__Stated exercise__:
From the line containing "Output a JSON" to the end of the data, retype every line exactly and nothing else. Drop the pictures.

__Entries provided__:
....................
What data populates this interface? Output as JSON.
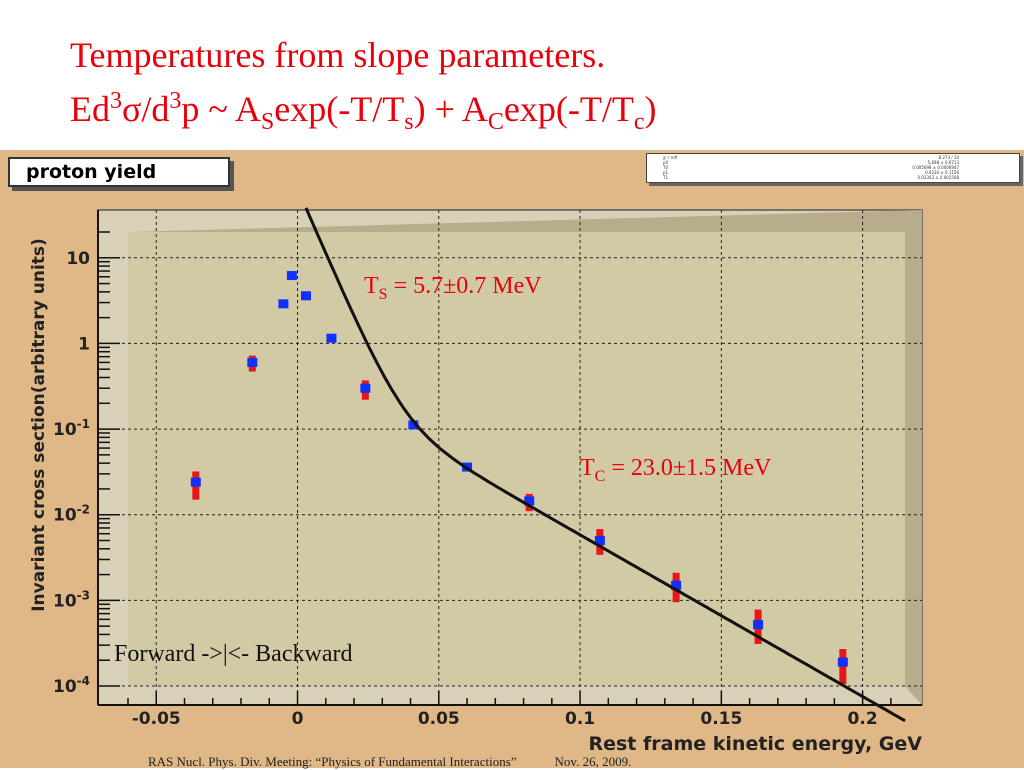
{
  "slide": {
    "title_line1": "Temperatures from slope parameters.",
    "title_line2": {
      "p1": "Ed",
      "p2": "3",
      "p3": "σ/d",
      "p4": "3",
      "p5": "p ~ A",
      "p6": "S",
      "p7": "exp(-T/T",
      "p8": "s",
      "p9": ") + A",
      "p10": "C",
      "p11": "exp(-T/T",
      "p12": "c",
      "p13": ")"
    },
    "footer_left": "RAS Nucl. Phys. Div. Meeting: “Physics of Fundamental Interactions”",
    "footer_right": "Nov. 26, 2009."
  },
  "histogram_title": "proton yield",
  "stats_box": {
    "rows": [
      {
        "k": "χ² / ndf",
        "v": "8.273 / 10"
      },
      {
        "k": "p0",
        "v": "5.698 ± 0.6713"
      },
      {
        "k": "T0",
        "v": "0.005698 ± 0.0006947"
      },
      {
        "k": "p1",
        "v": "0.4234 ± 0.1156"
      },
      {
        "k": "T1",
        "v": "0.02303 ± 0.001508"
      }
    ]
  },
  "colors": {
    "title": "#e8000b",
    "panel": "#e0b888",
    "frame": "#d9d0b8",
    "plot_area": "#d2c9a5",
    "marker": "#1030ff",
    "error_bar": "#e8151b",
    "fit_curve": "#111111",
    "annotation": "#e8000b"
  },
  "chart_data": {
    "type": "scatter",
    "title": "proton yield",
    "xlabel": "Rest frame kinetic energy, GeV",
    "ylabel": "Invariant cross section(arbitrary units)",
    "xlim": [
      -0.06,
      0.215
    ],
    "ylim": [
      0.0001,
      20
    ],
    "y_scale": "log",
    "grid": true,
    "x_ticks": [
      -0.05,
      0,
      0.05,
      0.1,
      0.15,
      0.2
    ],
    "x_tick_labels": [
      "-0.05",
      "0",
      "0.05",
      "0.1",
      "0.15",
      "0.2"
    ],
    "y_ticks": [
      {
        "v": 10,
        "base": "10",
        "exp": ""
      },
      {
        "v": 1,
        "base": "1",
        "exp": ""
      },
      {
        "v": 0.1,
        "base": "10",
        "exp": "-1"
      },
      {
        "v": 0.01,
        "base": "10",
        "exp": "-2"
      },
      {
        "v": 0.001,
        "base": "10",
        "exp": "-3"
      },
      {
        "v": 0.0001,
        "base": "10",
        "exp": "-4"
      }
    ],
    "points": [
      {
        "x": -0.036,
        "y": 0.024,
        "lo": 0.015,
        "hi": 0.032
      },
      {
        "x": -0.016,
        "y": 0.6,
        "lo": 0.47,
        "hi": 0.72
      },
      {
        "x": -0.005,
        "y": 2.9,
        "lo": 2.9,
        "hi": 2.9
      },
      {
        "x": -0.002,
        "y": 6.2,
        "lo": 6.2,
        "hi": 6.2
      },
      {
        "x": 0.003,
        "y": 3.6,
        "lo": 3.6,
        "hi": 3.6
      },
      {
        "x": 0.012,
        "y": 1.15,
        "lo": 1.15,
        "hi": 1.15
      },
      {
        "x": 0.024,
        "y": 0.3,
        "lo": 0.22,
        "hi": 0.37
      },
      {
        "x": 0.041,
        "y": 0.112,
        "lo": 0.112,
        "hi": 0.112
      },
      {
        "x": 0.06,
        "y": 0.036,
        "lo": 0.036,
        "hi": 0.036
      },
      {
        "x": 0.082,
        "y": 0.0145,
        "lo": 0.011,
        "hi": 0.0175
      },
      {
        "x": 0.107,
        "y": 0.005,
        "lo": 0.0034,
        "hi": 0.0068
      },
      {
        "x": 0.134,
        "y": 0.0015,
        "lo": 0.00095,
        "hi": 0.0021
      },
      {
        "x": 0.163,
        "y": 0.00052,
        "lo": 0.00031,
        "hi": 0.00078
      },
      {
        "x": 0.193,
        "y": 0.00019,
        "lo": 0.000105,
        "hi": 0.00027
      }
    ],
    "fit": {
      "As": 64,
      "Ts_GeV": 0.0057,
      "Ac": 0.45,
      "Tc_GeV": 0.023,
      "x_start": 0.003,
      "x_end": 0.215
    },
    "annotations": {
      "ts": {
        "a": "T",
        "b": "S",
        "c": " = 5.7±0.7 MeV"
      },
      "tc": {
        "a": "T",
        "b": "C",
        "c": " = 23.0±1.5 MeV"
      },
      "direction": "Forward  ->|<- Backward"
    }
  }
}
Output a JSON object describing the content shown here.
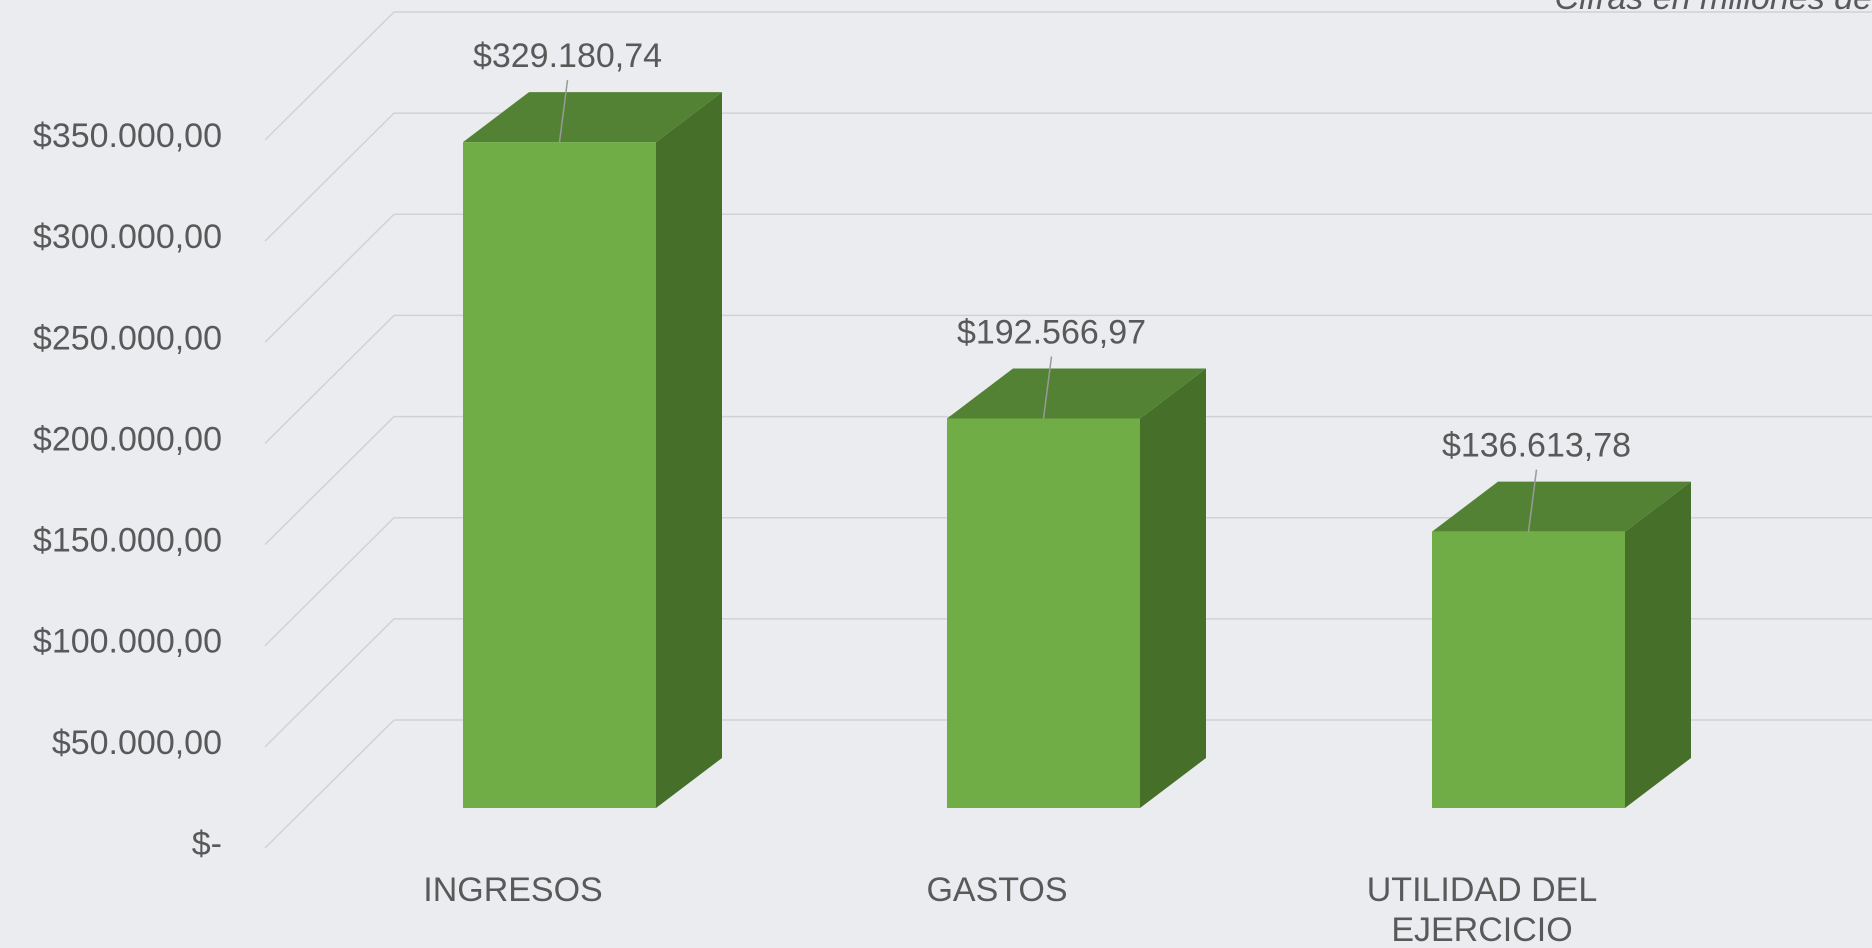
{
  "chart_data": {
    "type": "bar3d",
    "subtitle": "Cifras en millones de",
    "categories": [
      "INGRESOS",
      "GASTOS",
      "UTILIDAD DEL EJERCICIO"
    ],
    "values": [
      329180.74,
      192566.97,
      136613.78
    ],
    "value_labels": [
      "$329.180,74",
      "$192.566,97",
      "$136.613,78"
    ],
    "color": "#70ad47",
    "ylim": [
      0,
      350000
    ],
    "yticks": [
      {
        "value": 0,
        "label": "$-"
      },
      {
        "value": 50000,
        "label": "$50.000,00"
      },
      {
        "value": 100000,
        "label": "$100.000,00"
      },
      {
        "value": 150000,
        "label": "$150.000,00"
      },
      {
        "value": 200000,
        "label": "$200.000,00"
      },
      {
        "value": 250000,
        "label": "$250.000,00"
      },
      {
        "value": 300000,
        "label": "$300.000,00"
      },
      {
        "value": 350000,
        "label": "$350.000,00"
      }
    ],
    "grid": true
  }
}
....................
__Solution__:
Output a JSON object describing the content shown here.
{
  "chart_data": {
    "type": "bar3d",
    "subtitle": "Cifras en millones de",
    "categories": [
      "INGRESOS",
      "GASTOS",
      "UTILIDAD DEL EJERCICIO"
    ],
    "values": [
      329180.74,
      192566.97,
      136613.78
    ],
    "value_labels": [
      "$329.180,74",
      "$192.566,97",
      "$136.613,78"
    ],
    "color": "#70ad47",
    "ylim": [
      0,
      350000
    ],
    "yticks": [
      {
        "value": 0,
        "label": "$-"
      },
      {
        "value": 50000,
        "label": "$50.000,00"
      },
      {
        "value": 100000,
        "label": "$100.000,00"
      },
      {
        "value": 150000,
        "label": "$150.000,00"
      },
      {
        "value": 200000,
        "label": "$200.000,00"
      },
      {
        "value": 250000,
        "label": "$250.000,00"
      },
      {
        "value": 300000,
        "label": "$300.000,00"
      },
      {
        "value": 350000,
        "label": "$350.000,00"
      }
    ],
    "grid": true
  }
}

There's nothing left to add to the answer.